▶ _WHAT YOU SHOULD DO_
In the entries below, find every line with the string "fill" and copy it.

---- EXCERPTED DATA

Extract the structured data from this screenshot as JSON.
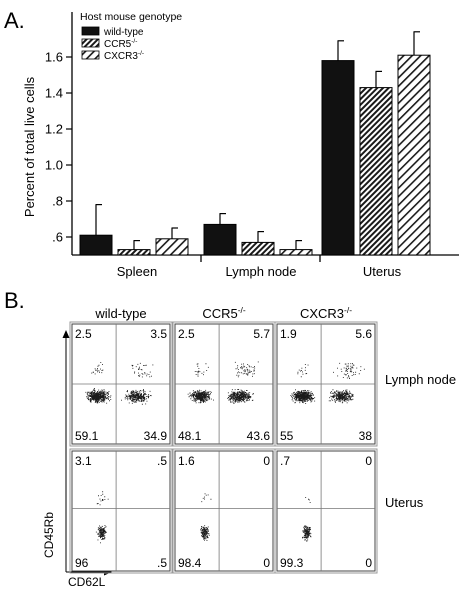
{
  "panel_a_label": "A.",
  "panel_b_label": "B.",
  "colors": {
    "wild_type": "#111111",
    "axis": "#000000",
    "background": "#ffffff"
  },
  "chart_data": [
    {
      "type": "bar",
      "ylabel": "Percent of total live cells",
      "xlabel": "",
      "categories": [
        "Spleen",
        "Lymph node",
        "Uterus"
      ],
      "yticks": [
        ".6",
        ".8",
        "1.0",
        "1.2",
        "1.4",
        "1.6"
      ],
      "ylim": [
        0.5,
        1.75
      ],
      "legend_title": "Host mouse genotype",
      "legend_position": "top-left",
      "series": [
        {
          "name": "wild-type",
          "fill": "solid black",
          "values": [
            0.61,
            0.67,
            1.58
          ],
          "errors": [
            0.17,
            0.06,
            0.11
          ]
        },
        {
          "name": "CCR5",
          "superscript": "-/-",
          "fill": "dense diagonal hatch",
          "values": [
            0.53,
            0.57,
            1.43
          ],
          "errors": [
            0.05,
            0.06,
            0.09
          ]
        },
        {
          "name": "CXCR3",
          "superscript": "-/-",
          "fill": "sparse diagonal hatch",
          "values": [
            0.59,
            0.53,
            1.61
          ],
          "errors": [
            0.06,
            0.05,
            0.13
          ]
        }
      ]
    },
    {
      "type": "scatter",
      "xlabel": "CD62L",
      "ylabel": "CD45Rb",
      "columns": [
        {
          "name": "wild-type"
        },
        {
          "name": "CCR5",
          "superscript": "-/-"
        },
        {
          "name": "CXCR3",
          "superscript": "-/-"
        }
      ],
      "rows": [
        {
          "name": "Lymph node",
          "quadrants": [
            {
              "ul": "2.5",
              "ur": "3.5",
              "ll": "59.1",
              "lr": "34.9"
            },
            {
              "ul": "2.5",
              "ur": "5.7",
              "ll": "48.1",
              "lr": "43.6"
            },
            {
              "ul": "1.9",
              "ur": "5.6",
              "ll": "55",
              "lr": "38"
            }
          ]
        },
        {
          "name": "Uterus",
          "quadrants": [
            {
              "ul": "3.1",
              "ur": ".5",
              "ll": "96",
              "lr": ".5"
            },
            {
              "ul": "1.6",
              "ur": "0",
              "ll": "98.4",
              "lr": "0"
            },
            {
              "ul": ".7",
              "ur": "0",
              "ll": "99.3",
              "lr": "0"
            }
          ]
        }
      ]
    }
  ]
}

--------

▶ _TASK RESULT_
          "fill": "solid black",
          "fill": "dense diagonal hatch",
          "fill": "sparse diagonal hatch",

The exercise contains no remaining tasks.